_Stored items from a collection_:
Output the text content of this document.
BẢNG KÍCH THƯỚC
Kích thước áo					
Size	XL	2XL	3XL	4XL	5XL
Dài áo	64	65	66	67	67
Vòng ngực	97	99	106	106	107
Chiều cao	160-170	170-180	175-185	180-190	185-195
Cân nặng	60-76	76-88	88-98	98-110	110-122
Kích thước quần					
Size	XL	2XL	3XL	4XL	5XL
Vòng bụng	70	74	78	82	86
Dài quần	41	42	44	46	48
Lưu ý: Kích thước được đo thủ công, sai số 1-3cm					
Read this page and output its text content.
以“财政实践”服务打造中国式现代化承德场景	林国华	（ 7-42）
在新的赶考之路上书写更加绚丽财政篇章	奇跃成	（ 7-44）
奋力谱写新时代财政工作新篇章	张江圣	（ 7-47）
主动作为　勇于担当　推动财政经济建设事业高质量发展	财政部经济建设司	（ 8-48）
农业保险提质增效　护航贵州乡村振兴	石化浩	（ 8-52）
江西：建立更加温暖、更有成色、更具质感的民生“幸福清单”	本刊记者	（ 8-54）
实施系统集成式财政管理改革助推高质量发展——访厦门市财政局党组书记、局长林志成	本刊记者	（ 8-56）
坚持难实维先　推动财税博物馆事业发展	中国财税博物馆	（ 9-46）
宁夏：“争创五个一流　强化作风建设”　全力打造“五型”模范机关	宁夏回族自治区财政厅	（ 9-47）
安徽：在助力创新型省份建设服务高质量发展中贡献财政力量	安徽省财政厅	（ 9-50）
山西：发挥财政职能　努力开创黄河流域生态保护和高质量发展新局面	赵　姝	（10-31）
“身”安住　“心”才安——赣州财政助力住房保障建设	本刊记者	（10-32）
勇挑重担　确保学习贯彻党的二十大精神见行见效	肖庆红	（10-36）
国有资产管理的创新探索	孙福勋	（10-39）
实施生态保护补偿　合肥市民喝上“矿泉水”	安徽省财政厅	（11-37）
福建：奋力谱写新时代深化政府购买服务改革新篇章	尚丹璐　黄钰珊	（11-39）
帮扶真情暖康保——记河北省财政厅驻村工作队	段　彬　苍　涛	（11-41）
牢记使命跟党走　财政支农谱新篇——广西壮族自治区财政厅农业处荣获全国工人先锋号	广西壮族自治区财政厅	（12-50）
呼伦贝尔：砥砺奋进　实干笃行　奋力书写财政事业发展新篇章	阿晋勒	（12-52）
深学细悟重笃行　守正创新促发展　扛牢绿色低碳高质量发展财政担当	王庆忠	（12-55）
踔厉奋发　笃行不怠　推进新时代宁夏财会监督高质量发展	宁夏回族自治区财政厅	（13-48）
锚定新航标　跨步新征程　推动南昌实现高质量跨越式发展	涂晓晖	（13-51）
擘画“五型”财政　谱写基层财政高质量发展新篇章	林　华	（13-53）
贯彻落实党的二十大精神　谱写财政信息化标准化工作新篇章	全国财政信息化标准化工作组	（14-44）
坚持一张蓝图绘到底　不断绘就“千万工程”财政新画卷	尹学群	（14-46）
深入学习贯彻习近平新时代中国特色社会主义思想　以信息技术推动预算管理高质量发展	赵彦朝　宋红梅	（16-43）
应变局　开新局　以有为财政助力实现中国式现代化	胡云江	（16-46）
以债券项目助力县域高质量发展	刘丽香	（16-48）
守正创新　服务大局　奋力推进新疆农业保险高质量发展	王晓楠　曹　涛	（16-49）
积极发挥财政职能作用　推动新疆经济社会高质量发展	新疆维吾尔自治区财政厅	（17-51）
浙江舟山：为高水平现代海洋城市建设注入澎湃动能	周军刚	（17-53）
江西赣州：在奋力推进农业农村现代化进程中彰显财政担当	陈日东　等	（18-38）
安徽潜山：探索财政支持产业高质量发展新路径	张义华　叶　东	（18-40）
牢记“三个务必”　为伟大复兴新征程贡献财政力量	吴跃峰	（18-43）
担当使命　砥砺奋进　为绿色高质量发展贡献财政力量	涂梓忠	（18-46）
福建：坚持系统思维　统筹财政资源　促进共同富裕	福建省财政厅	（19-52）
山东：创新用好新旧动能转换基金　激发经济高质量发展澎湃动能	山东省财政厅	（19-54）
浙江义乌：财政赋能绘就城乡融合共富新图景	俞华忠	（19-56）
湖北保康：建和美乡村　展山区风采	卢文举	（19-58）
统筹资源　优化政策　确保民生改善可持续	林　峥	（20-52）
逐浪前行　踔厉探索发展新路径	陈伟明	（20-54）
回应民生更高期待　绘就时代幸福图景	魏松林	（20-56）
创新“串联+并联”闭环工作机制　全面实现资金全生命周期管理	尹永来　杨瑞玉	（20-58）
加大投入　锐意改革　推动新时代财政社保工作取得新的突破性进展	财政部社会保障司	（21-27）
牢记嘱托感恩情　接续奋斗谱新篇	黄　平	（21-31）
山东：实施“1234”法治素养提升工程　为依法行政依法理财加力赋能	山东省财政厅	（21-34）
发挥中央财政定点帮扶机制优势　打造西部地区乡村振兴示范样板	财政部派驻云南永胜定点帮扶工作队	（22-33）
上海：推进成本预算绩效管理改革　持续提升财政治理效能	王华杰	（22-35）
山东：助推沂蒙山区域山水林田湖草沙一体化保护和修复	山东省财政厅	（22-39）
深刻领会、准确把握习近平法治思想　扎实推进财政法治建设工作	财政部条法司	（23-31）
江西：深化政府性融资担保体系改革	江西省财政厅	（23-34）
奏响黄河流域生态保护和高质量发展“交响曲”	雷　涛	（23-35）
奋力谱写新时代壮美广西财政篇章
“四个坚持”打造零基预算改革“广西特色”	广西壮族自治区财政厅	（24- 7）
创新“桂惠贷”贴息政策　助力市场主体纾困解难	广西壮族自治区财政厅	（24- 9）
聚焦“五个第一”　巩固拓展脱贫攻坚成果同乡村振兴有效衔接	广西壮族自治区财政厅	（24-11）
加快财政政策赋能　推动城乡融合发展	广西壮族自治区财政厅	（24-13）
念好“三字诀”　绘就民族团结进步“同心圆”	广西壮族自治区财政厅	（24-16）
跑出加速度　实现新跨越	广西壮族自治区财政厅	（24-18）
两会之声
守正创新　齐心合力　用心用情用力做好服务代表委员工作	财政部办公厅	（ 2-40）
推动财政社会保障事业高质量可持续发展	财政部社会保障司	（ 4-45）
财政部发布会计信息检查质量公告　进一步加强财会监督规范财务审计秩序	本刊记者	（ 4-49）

_SET PROBLEM_:
In the entries above, identify every line with the string "宁夏回族自治区财政厅".

_RESULT FOR THIS TASK_:
宁夏：“争创五个一流　强化作风建设”　全力打造“五型”模范机关	宁夏回族自治区财政厅	（ 9-47）
踔厉奋发　笃行不怠　推进新时代宁夏财会监督高质量发展	宁夏回族自治区财政厅	（13-48）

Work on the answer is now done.